■ **Required task**
Take the entries below and print all of them exactly, please.

■ **Material provided**
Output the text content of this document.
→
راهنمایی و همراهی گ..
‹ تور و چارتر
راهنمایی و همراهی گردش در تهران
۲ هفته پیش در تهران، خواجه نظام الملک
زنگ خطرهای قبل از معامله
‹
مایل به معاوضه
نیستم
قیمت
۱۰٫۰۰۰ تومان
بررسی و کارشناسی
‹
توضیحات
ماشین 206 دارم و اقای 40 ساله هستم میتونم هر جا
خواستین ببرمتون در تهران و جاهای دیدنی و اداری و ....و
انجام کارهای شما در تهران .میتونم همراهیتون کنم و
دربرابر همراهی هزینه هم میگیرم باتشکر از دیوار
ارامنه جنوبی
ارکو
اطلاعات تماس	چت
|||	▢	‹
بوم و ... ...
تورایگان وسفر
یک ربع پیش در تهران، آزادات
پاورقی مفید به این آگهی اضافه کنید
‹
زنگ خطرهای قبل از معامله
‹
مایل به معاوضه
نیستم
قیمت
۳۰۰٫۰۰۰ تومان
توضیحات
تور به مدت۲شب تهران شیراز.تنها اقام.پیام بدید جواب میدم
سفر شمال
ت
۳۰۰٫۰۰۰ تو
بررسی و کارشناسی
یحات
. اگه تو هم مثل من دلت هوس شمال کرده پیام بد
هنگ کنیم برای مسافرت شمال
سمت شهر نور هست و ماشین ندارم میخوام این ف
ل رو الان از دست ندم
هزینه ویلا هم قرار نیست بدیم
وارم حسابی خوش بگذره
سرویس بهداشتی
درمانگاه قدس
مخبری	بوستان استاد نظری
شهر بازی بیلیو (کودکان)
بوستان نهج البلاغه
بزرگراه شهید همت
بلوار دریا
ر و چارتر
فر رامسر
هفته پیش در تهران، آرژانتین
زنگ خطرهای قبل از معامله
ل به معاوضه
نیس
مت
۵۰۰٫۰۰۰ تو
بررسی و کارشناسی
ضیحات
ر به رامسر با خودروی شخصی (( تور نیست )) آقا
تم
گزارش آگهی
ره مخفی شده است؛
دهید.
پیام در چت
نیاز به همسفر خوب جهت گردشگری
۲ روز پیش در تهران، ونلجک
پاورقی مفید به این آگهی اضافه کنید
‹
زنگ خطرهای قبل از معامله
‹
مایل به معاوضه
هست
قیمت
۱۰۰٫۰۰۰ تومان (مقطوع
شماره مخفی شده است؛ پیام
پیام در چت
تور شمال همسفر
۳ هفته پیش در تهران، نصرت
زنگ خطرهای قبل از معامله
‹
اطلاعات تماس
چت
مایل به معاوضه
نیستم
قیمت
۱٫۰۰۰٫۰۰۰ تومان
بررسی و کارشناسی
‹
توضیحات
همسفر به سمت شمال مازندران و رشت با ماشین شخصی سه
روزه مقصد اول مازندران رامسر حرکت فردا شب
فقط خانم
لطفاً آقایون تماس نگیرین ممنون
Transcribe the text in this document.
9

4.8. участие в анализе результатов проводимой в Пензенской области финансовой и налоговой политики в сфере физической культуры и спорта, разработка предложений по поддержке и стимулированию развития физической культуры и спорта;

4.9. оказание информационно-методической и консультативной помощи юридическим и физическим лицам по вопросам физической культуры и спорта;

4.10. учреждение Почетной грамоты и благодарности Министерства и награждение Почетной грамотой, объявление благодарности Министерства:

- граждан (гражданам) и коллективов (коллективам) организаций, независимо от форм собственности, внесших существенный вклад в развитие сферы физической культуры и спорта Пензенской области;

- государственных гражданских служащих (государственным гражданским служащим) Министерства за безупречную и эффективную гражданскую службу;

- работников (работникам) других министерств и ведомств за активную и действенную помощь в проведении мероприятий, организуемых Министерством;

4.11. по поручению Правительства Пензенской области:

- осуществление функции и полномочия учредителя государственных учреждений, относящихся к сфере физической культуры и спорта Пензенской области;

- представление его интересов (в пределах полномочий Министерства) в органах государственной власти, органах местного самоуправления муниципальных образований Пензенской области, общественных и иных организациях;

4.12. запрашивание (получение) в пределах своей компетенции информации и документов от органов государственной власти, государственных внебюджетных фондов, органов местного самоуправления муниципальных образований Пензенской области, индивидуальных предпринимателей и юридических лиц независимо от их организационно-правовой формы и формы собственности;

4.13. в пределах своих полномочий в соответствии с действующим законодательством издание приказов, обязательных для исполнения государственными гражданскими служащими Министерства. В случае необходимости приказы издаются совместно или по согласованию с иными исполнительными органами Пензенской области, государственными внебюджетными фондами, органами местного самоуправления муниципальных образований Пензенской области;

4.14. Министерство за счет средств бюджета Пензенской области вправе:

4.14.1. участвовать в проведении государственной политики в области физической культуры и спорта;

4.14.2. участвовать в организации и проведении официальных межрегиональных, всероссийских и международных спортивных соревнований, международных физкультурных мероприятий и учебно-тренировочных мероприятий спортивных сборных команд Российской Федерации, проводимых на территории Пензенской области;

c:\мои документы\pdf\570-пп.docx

■ **Task response**
Output the text content of this document.
→
راهنمایی و همراهی گ..
‹ تور و چارتر
راهنمایی و همراهی گردش در تهران
۲ هفته پیش در تهران، خواجه نظام الملک
زنگ خطرهای قبل از معامله
‹
مایل به معاوضه
نیستم
قیمت
۱۰٫۰۰۰ تومان
بررسی و کارشناسی
‹
توضیحات
ماشین 206 دارم و اقای 40 ساله هستم میتونم هر جا
خواستین ببرمتون در تهران و جاهای دیدنی و اداری و ....و
انجام کارهای شما در تهران .میتونم همراهیتون کنم و
دربرابر همراهی هزینه هم میگیرم باتشکر از دیوار
ارامنه جنوبی
ارکو
اطلاعات تماس	چت
|||	▢	‹
بوم و ... ...
تورایگان وسفر
یک ربع پیش در تهران، آزادات
پاورقی مفید به این آگهی اضافه کنید
‹
زنگ خطرهای قبل از معامله
‹
مایل به معاوضه
نیستم
قیمت
۳۰۰٫۰۰۰ تومان
توضیحات
تور به مدت۲شب تهران شیراز.تنها اقام.پیام بدید جواب میدم
سفر شمال
ت
۳۰۰٫۰۰۰ تو
بررسی و کارشناسی
یحات
. اگه تو هم مثل من دلت هوس شمال کرده پیام بد
هنگ کنیم برای مسافرت شمال
سمت شهر نور هست و ماشین ندارم میخوام این ف
ل رو الان از دست ندم
هزینه ویلا هم قرار نیست بدیم
وارم حسابی خوش بگذره
سرویس بهداشتی
درمانگاه قدس
مخبری	بوستان استاد نظری
شهر بازی بیلیو (کودکان)
بوستان نهج البلاغه
بزرگراه شهید همت
بلوار دریا
ر و چارتر
فر رامسر
هفته پیش در تهران، آرژانتین
زنگ خطرهای قبل از معامله
ل به معاوضه
نیس
مت
۵۰۰٫۰۰۰ تو
بررسی و کارشناسی
ضیحات
ر به رامسر با خودروی شخصی (( تور نیست )) آقا
تم
گزارش آگهی
ره مخفی شده است؛
دهید.
پیام در چت
نیاز به همسفر خوب جهت گردشگری
۲ روز پیش در تهران، ونلجک
پاورقی مفید به این آگهی اضافه کنید
‹
زنگ خطرهای قبل از معامله
‹
مایل به معاوضه
هست
قیمت
۱۰۰٫۰۰۰ تومان (مقطوع
شماره مخفی شده است؛ پیام
پیام در چت
تور شمال همسفر
۳ هفته پیش در تهران، نصرت
زنگ خطرهای قبل از معامله
‹
اطلاعات تماس
چت
مایل به معاوضه
نیستم
قیمت
۱٫۰۰۰٫۰۰۰ تومان
بررسی و کارشناسی
‹
توضیحات
همسفر به سمت شمال مازندران و رشت با ماشین شخصی سه
روزه مقصد اول مازندران رامسر حرکت فردا شب
فقط خانم
لطفاً آقایون تماس نگیرین ممنون
Transcribe the text in this document.
9

4.8. участие в анализе результатов проводимой в Пензенской области финансовой и налоговой политики в сфере физической культуры и спорта, разработка предложений по поддержке и стимулированию развития физической культуры и спорта;

4.9. оказание информационно-методической и консультативной помощи юридическим и физическим лицам по вопросам физической культуры и спорта;

4.10. учреждение Почетной грамоты и благодарности Министерства и награждение Почетной грамотой, объявление благодарности Министерства:

- граждан (гражданам) и коллективов (коллективам) организаций, независимо от форм собственности, внесших существенный вклад в развитие сферы физической культуры и спорта Пензенской области;

- государственных гражданских служащих (государственным гражданским служащим) Министерства за безупречную и эффективную гражданскую службу;

- работников (работникам) других министерств и ведомств за активную и действенную помощь в проведении мероприятий, организуемых Министерством;

4.11. по поручению Правительства Пензенской области:

- осуществление функции и полномочия учредителя государственных учреждений, относящихся к сфере физической культуры и спорта Пензенской области;

- представление его интересов (в пределах полномочий Министерства) в органах государственной власти, органах местного самоуправления муниципальных образований Пензенской области, общественных и иных организациях;

4.12. запрашивание (получение) в пределах своей компетенции информации и документов от органов государственной власти, государственных внебюджетных фондов, органов местного самоуправления муниципальных образований Пензенской области, индивидуальных предпринимателей и юридических лиц независимо от их организационно-правовой формы и формы собственности;

4.13. в пределах своих полномочий в соответствии с действующим законодательством издание приказов, обязательных для исполнения государственными гражданскими служащими Министерства. В случае необходимости приказы издаются совместно или по согласованию с иными исполнительными органами Пензенской области, государственными внебюджетными фондами, органами местного самоуправления муниципальных образований Пензенской области;

4.14. Министерство за счет средств бюджета Пензенской области вправе:

4.14.1. участвовать в проведении государственной политики в области физической культуры и спорта;

4.14.2. участвовать в организации и проведении официальных межрегиональных, всероссийских и международных спортивных соревнований, международных физкультурных мероприятий и учебно-тренировочных мероприятий спортивных сборных команд Российской Федерации, проводимых на территории Пензенской области;

c:\мои документы\pdf\570-пп.docx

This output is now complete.